| YOUR INSTRUCTIONS |
Produce an exact transcription of the listing below, omitting the pictures.

— Begin MATERIAL FOR THE TASK —

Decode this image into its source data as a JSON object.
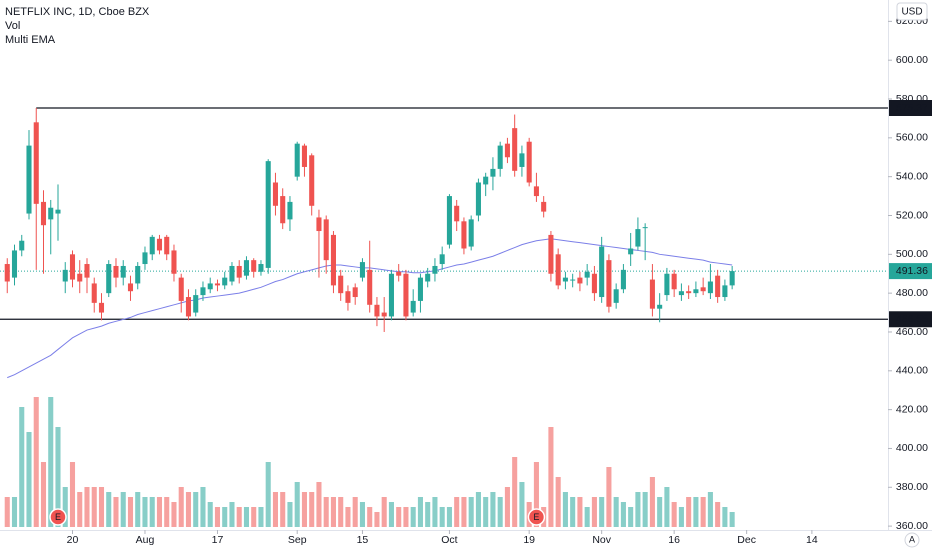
{
  "chart_data": {
    "type": "candlestick",
    "title": "NETFLIX INC, 1D, Cboe BZX",
    "indicators": [
      "Vol",
      "Multi EMA"
    ],
    "currency": "USD",
    "scale_mode": "A",
    "up_color": "#26a69a",
    "down_color": "#ef5350",
    "ema_color": "#7b7fe8",
    "xlim": [
      -1,
      121.5
    ],
    "ylim": [
      358,
      631
    ],
    "yticks": [
      {
        "value": 360,
        "label": "360.00"
      },
      {
        "value": 380,
        "label": "380.00"
      },
      {
        "value": 400,
        "label": "400.00"
      },
      {
        "value": 420,
        "label": "420.00"
      },
      {
        "value": 440,
        "label": "440.00"
      },
      {
        "value": 460,
        "label": "460.00"
      },
      {
        "value": 480,
        "label": "480.00"
      },
      {
        "value": 500,
        "label": "500.00"
      },
      {
        "value": 520,
        "label": "520.00"
      },
      {
        "value": 540,
        "label": "540.00"
      },
      {
        "value": 560,
        "label": "560.00"
      },
      {
        "value": 580,
        "label": "580.00"
      },
      {
        "value": 600,
        "label": "600.00"
      },
      {
        "value": 620,
        "label": "620.00"
      }
    ],
    "xticks": [
      {
        "value": 9,
        "label": "20"
      },
      {
        "value": 19,
        "label": "Aug"
      },
      {
        "value": 29,
        "label": "17"
      },
      {
        "value": 40,
        "label": "Sep"
      },
      {
        "value": 49,
        "label": "15"
      },
      {
        "value": 61,
        "label": "Oct"
      },
      {
        "value": 72,
        "label": "19"
      },
      {
        "value": 82,
        "label": "Nov"
      },
      {
        "value": 92,
        "label": "16"
      },
      {
        "value": 102,
        "label": "Dec"
      },
      {
        "value": 111,
        "label": "14"
      }
    ],
    "open": [
      495,
      488,
      502,
      521,
      568,
      527,
      518,
      521,
      486,
      500,
      490,
      495,
      485,
      475,
      480,
      494,
      488,
      485,
      485,
      495,
      500,
      508,
      509,
      502,
      488,
      478,
      470,
      479,
      482,
      485,
      484,
      486,
      494,
      489,
      497,
      491,
      493,
      537,
      530,
      518,
      540,
      556,
      551,
      519,
      518,
      510,
      489,
      481,
      483,
      488,
      492,
      474,
      470,
      468,
      491,
      490,
      470,
      476,
      486,
      490,
      495,
      505,
      525,
      517,
      504,
      520,
      536,
      540,
      544,
      557,
      565,
      545,
      558,
      535,
      527,
      510,
      500,
      486,
      487,
      488,
      488,
      490,
      478,
      497,
      475,
      482,
      500,
      504,
      514,
      487,
      472,
      479,
      490,
      479,
      481,
      480,
      483,
      480,
      489,
      478,
      484
    ],
    "high": [
      498,
      505,
      510,
      564,
      575.37,
      533,
      528,
      536,
      496,
      502,
      497,
      498,
      488,
      480,
      497,
      498,
      497,
      489,
      496,
      504,
      510,
      510,
      510,
      505,
      490,
      482,
      482,
      486,
      488,
      487,
      491,
      496,
      497,
      499,
      498,
      497,
      549,
      542,
      534,
      530,
      558,
      557,
      552,
      523,
      520,
      512,
      492,
      484,
      485,
      498,
      507,
      478,
      478,
      492,
      495,
      492,
      482,
      490,
      493,
      498,
      504,
      531,
      528,
      519,
      520,
      539,
      542,
      550,
      558,
      560,
      572,
      556,
      560,
      542,
      530,
      512,
      503,
      491,
      490,
      491,
      495,
      494,
      509,
      500,
      485,
      495,
      511,
      519,
      516,
      495,
      480,
      493,
      492,
      485,
      484,
      486,
      488,
      495,
      492,
      487,
      494
    ],
    "low": [
      480,
      484,
      499,
      518,
      492,
      490,
      500,
      507,
      480,
      483,
      480,
      480,
      470,
      466,
      478,
      483,
      484,
      476,
      482,
      492,
      497,
      500,
      497,
      486,
      470,
      466,
      468,
      476,
      480,
      481,
      482,
      484,
      485,
      487,
      488,
      489,
      490,
      520,
      513,
      512,
      538,
      540,
      520,
      488,
      490,
      480,
      476,
      471,
      474,
      486,
      470,
      463,
      460,
      466,
      486,
      466,
      468,
      470,
      483,
      486,
      492,
      503,
      512,
      500,
      502,
      517,
      530,
      533,
      540,
      547,
      540,
      540,
      535,
      527,
      519,
      486,
      482,
      482,
      483,
      481,
      484,
      476,
      475,
      470,
      472,
      480,
      494,
      502,
      497,
      468,
      465,
      476,
      478,
      476,
      477,
      478,
      479,
      477,
      475,
      476,
      482
    ],
    "close": [
      486,
      502,
      507,
      556,
      526,
      515,
      524,
      523,
      492,
      487,
      486,
      488,
      475,
      470,
      495,
      488,
      494,
      481,
      494,
      501,
      509,
      502,
      500,
      490,
      476,
      468,
      479,
      483,
      485,
      484,
      488,
      494,
      488,
      497,
      491,
      495,
      548,
      525,
      516,
      527,
      557,
      545,
      525,
      512,
      497,
      484,
      480,
      475,
      478,
      496,
      474,
      468,
      468,
      490,
      489,
      468,
      476,
      488,
      490,
      494,
      500,
      530,
      517,
      503,
      518,
      537,
      540,
      544,
      556,
      550,
      543,
      552,
      537,
      530,
      522,
      490,
      484,
      488,
      487,
      485,
      491,
      480,
      504,
      473,
      482,
      492,
      503,
      513,
      514,
      472,
      474,
      490,
      482,
      481,
      480,
      482,
      481,
      486,
      478,
      484,
      491.36
    ],
    "volume": [
      6,
      6,
      24,
      19,
      26,
      13,
      26,
      20,
      8,
      13,
      7,
      8,
      8,
      8,
      7,
      6,
      7,
      6,
      7,
      6,
      6,
      6,
      6,
      5,
      8,
      7,
      7,
      8,
      5,
      4,
      4,
      5,
      4,
      4,
      4,
      4,
      13,
      7,
      7,
      5,
      9,
      7,
      7,
      9,
      6,
      6,
      6,
      4,
      6,
      5,
      4,
      3,
      6,
      5,
      4,
      4,
      4,
      6,
      5,
      6,
      4,
      4,
      6,
      6,
      6,
      7,
      6,
      7,
      6,
      8,
      14,
      9,
      5,
      13,
      4,
      20,
      10,
      7,
      6,
      6,
      4,
      6,
      6,
      12,
      6,
      5,
      4,
      7,
      7,
      10,
      6,
      8,
      5,
      4,
      6,
      6,
      6,
      7,
      5,
      4,
      3
    ],
    "ema_values": [
      436.5,
      438,
      440,
      442,
      444,
      446,
      448,
      451,
      454,
      457,
      459,
      461,
      462,
      463,
      464.5,
      465.5,
      466.5,
      467.5,
      469,
      470,
      471,
      472,
      473,
      474,
      475,
      476,
      476.5,
      477.5,
      478,
      478.5,
      479,
      479.5,
      480,
      481,
      482,
      483,
      484.5,
      486,
      487,
      488.5,
      490,
      491,
      492,
      493,
      494,
      494.5,
      494.5,
      494,
      493.5,
      493,
      493,
      492.5,
      492,
      491.5,
      491,
      491,
      490.5,
      490.5,
      491,
      491.5,
      492.5,
      493.5,
      494.5,
      495,
      496,
      497,
      498,
      499,
      500.5,
      502,
      503.5,
      505,
      506,
      507,
      507.5,
      508,
      507.5,
      507,
      506.5,
      506,
      505.5,
      505,
      504.5,
      504,
      503.5,
      503,
      502.5,
      502,
      501.5,
      501,
      500,
      499.5,
      499,
      498.5,
      498,
      497.5,
      497,
      496,
      495.5,
      495,
      494.5
    ],
    "levels": [
      575.37,
      466.55
    ],
    "earnings": [
      {
        "x": 7,
        "label": "E"
      },
      {
        "x": 73,
        "label": "E"
      }
    ]
  }
}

— End MATERIAL FOR THE TASK —

| COMPLETE ANSWER |
Decode this image into its source data as a JSON object.
{
  "chart_data": {
    "type": "candlestick",
    "title": "NETFLIX INC, 1D, Cboe BZX",
    "indicators": [
      "Vol",
      "Multi EMA"
    ],
    "currency": "USD",
    "scale_mode": "A",
    "up_color": "#26a69a",
    "down_color": "#ef5350",
    "ema_color": "#7b7fe8",
    "xlim": [
      -1,
      121.5
    ],
    "ylim": [
      358,
      631
    ],
    "yticks": [
      {
        "value": 360,
        "label": "360.00"
      },
      {
        "value": 380,
        "label": "380.00"
      },
      {
        "value": 400,
        "label": "400.00"
      },
      {
        "value": 420,
        "label": "420.00"
      },
      {
        "value": 440,
        "label": "440.00"
      },
      {
        "value": 460,
        "label": "460.00"
      },
      {
        "value": 480,
        "label": "480.00"
      },
      {
        "value": 500,
        "label": "500.00"
      },
      {
        "value": 520,
        "label": "520.00"
      },
      {
        "value": 540,
        "label": "540.00"
      },
      {
        "value": 560,
        "label": "560.00"
      },
      {
        "value": 580,
        "label": "580.00"
      },
      {
        "value": 600,
        "label": "600.00"
      },
      {
        "value": 620,
        "label": "620.00"
      }
    ],
    "xticks": [
      {
        "value": 9,
        "label": "20"
      },
      {
        "value": 19,
        "label": "Aug"
      },
      {
        "value": 29,
        "label": "17"
      },
      {
        "value": 40,
        "label": "Sep"
      },
      {
        "value": 49,
        "label": "15"
      },
      {
        "value": 61,
        "label": "Oct"
      },
      {
        "value": 72,
        "label": "19"
      },
      {
        "value": 82,
        "label": "Nov"
      },
      {
        "value": 92,
        "label": "16"
      },
      {
        "value": 102,
        "label": "Dec"
      },
      {
        "value": 111,
        "label": "14"
      }
    ],
    "open": [
      495,
      488,
      502,
      521,
      568,
      527,
      518,
      521,
      486,
      500,
      490,
      495,
      485,
      475,
      480,
      494,
      488,
      485,
      485,
      495,
      500,
      508,
      509,
      502,
      488,
      478,
      470,
      479,
      482,
      485,
      484,
      486,
      494,
      489,
      497,
      491,
      493,
      537,
      530,
      518,
      540,
      556,
      551,
      519,
      518,
      510,
      489,
      481,
      483,
      488,
      492,
      474,
      470,
      468,
      491,
      490,
      470,
      476,
      486,
      490,
      495,
      505,
      525,
      517,
      504,
      520,
      536,
      540,
      544,
      557,
      565,
      545,
      558,
      535,
      527,
      510,
      500,
      486,
      487,
      488,
      488,
      490,
      478,
      497,
      475,
      482,
      500,
      504,
      514,
      487,
      472,
      479,
      490,
      479,
      481,
      480,
      483,
      480,
      489,
      478,
      484
    ],
    "high": [
      498,
      505,
      510,
      564,
      575.37,
      533,
      528,
      536,
      496,
      502,
      497,
      498,
      488,
      480,
      497,
      498,
      497,
      489,
      496,
      504,
      510,
      510,
      510,
      505,
      490,
      482,
      482,
      486,
      488,
      487,
      491,
      496,
      497,
      499,
      498,
      497,
      549,
      542,
      534,
      530,
      558,
      557,
      552,
      523,
      520,
      512,
      492,
      484,
      485,
      498,
      507,
      478,
      478,
      492,
      495,
      492,
      482,
      490,
      493,
      498,
      504,
      531,
      528,
      519,
      520,
      539,
      542,
      550,
      558,
      560,
      572,
      556,
      560,
      542,
      530,
      512,
      503,
      491,
      490,
      491,
      495,
      494,
      509,
      500,
      485,
      495,
      511,
      519,
      516,
      495,
      480,
      493,
      492,
      485,
      484,
      486,
      488,
      495,
      492,
      487,
      494
    ],
    "low": [
      480,
      484,
      499,
      518,
      492,
      490,
      500,
      507,
      480,
      483,
      480,
      480,
      470,
      466,
      478,
      483,
      484,
      476,
      482,
      492,
      497,
      500,
      497,
      486,
      470,
      466,
      468,
      476,
      480,
      481,
      482,
      484,
      485,
      487,
      488,
      489,
      490,
      520,
      513,
      512,
      538,
      540,
      520,
      488,
      490,
      480,
      476,
      471,
      474,
      486,
      470,
      463,
      460,
      466,
      486,
      466,
      468,
      470,
      483,
      486,
      492,
      503,
      512,
      500,
      502,
      517,
      530,
      533,
      540,
      547,
      540,
      540,
      535,
      527,
      519,
      486,
      482,
      482,
      483,
      481,
      484,
      476,
      475,
      470,
      472,
      480,
      494,
      502,
      497,
      468,
      465,
      476,
      478,
      476,
      477,
      478,
      479,
      477,
      475,
      476,
      482
    ],
    "close": [
      486,
      502,
      507,
      556,
      526,
      515,
      524,
      523,
      492,
      487,
      486,
      488,
      475,
      470,
      495,
      488,
      494,
      481,
      494,
      501,
      509,
      502,
      500,
      490,
      476,
      468,
      479,
      483,
      485,
      484,
      488,
      494,
      488,
      497,
      491,
      495,
      548,
      525,
      516,
      527,
      557,
      545,
      525,
      512,
      497,
      484,
      480,
      475,
      478,
      496,
      474,
      468,
      468,
      490,
      489,
      468,
      476,
      488,
      490,
      494,
      500,
      530,
      517,
      503,
      518,
      537,
      540,
      544,
      556,
      550,
      543,
      552,
      537,
      530,
      522,
      490,
      484,
      488,
      487,
      485,
      491,
      480,
      504,
      473,
      482,
      492,
      503,
      513,
      514,
      472,
      474,
      490,
      482,
      481,
      480,
      482,
      481,
      486,
      478,
      484,
      491.36
    ],
    "volume": [
      6,
      6,
      24,
      19,
      26,
      13,
      26,
      20,
      8,
      13,
      7,
      8,
      8,
      8,
      7,
      6,
      7,
      6,
      7,
      6,
      6,
      6,
      6,
      5,
      8,
      7,
      7,
      8,
      5,
      4,
      4,
      5,
      4,
      4,
      4,
      4,
      13,
      7,
      7,
      5,
      9,
      7,
      7,
      9,
      6,
      6,
      6,
      4,
      6,
      5,
      4,
      3,
      6,
      5,
      4,
      4,
      4,
      6,
      5,
      6,
      4,
      4,
      6,
      6,
      6,
      7,
      6,
      7,
      6,
      8,
      14,
      9,
      5,
      13,
      4,
      20,
      10,
      7,
      6,
      6,
      4,
      6,
      6,
      12,
      6,
      5,
      4,
      7,
      7,
      10,
      6,
      8,
      5,
      4,
      6,
      6,
      6,
      7,
      5,
      4,
      3
    ],
    "ema_values": [
      436.5,
      438,
      440,
      442,
      444,
      446,
      448,
      451,
      454,
      457,
      459,
      461,
      462,
      463,
      464.5,
      465.5,
      466.5,
      467.5,
      469,
      470,
      471,
      472,
      473,
      474,
      475,
      476,
      476.5,
      477.5,
      478,
      478.5,
      479,
      479.5,
      480,
      481,
      482,
      483,
      484.5,
      486,
      487,
      488.5,
      490,
      491,
      492,
      493,
      494,
      494.5,
      494.5,
      494,
      493.5,
      493,
      493,
      492.5,
      492,
      491.5,
      491,
      491,
      490.5,
      490.5,
      491,
      491.5,
      492.5,
      493.5,
      494.5,
      495,
      496,
      497,
      498,
      499,
      500.5,
      502,
      503.5,
      505,
      506,
      507,
      507.5,
      508,
      507.5,
      507,
      506.5,
      506,
      505.5,
      505,
      504.5,
      504,
      503.5,
      503,
      502.5,
      502,
      501.5,
      501,
      500,
      499.5,
      499,
      498.5,
      498,
      497.5,
      497,
      496,
      495.5,
      495,
      494.5
    ],
    "levels": [
      575.37,
      466.55
    ],
    "earnings": [
      {
        "x": 7,
        "label": "E"
      },
      {
        "x": 73,
        "label": "E"
      }
    ]
  }
}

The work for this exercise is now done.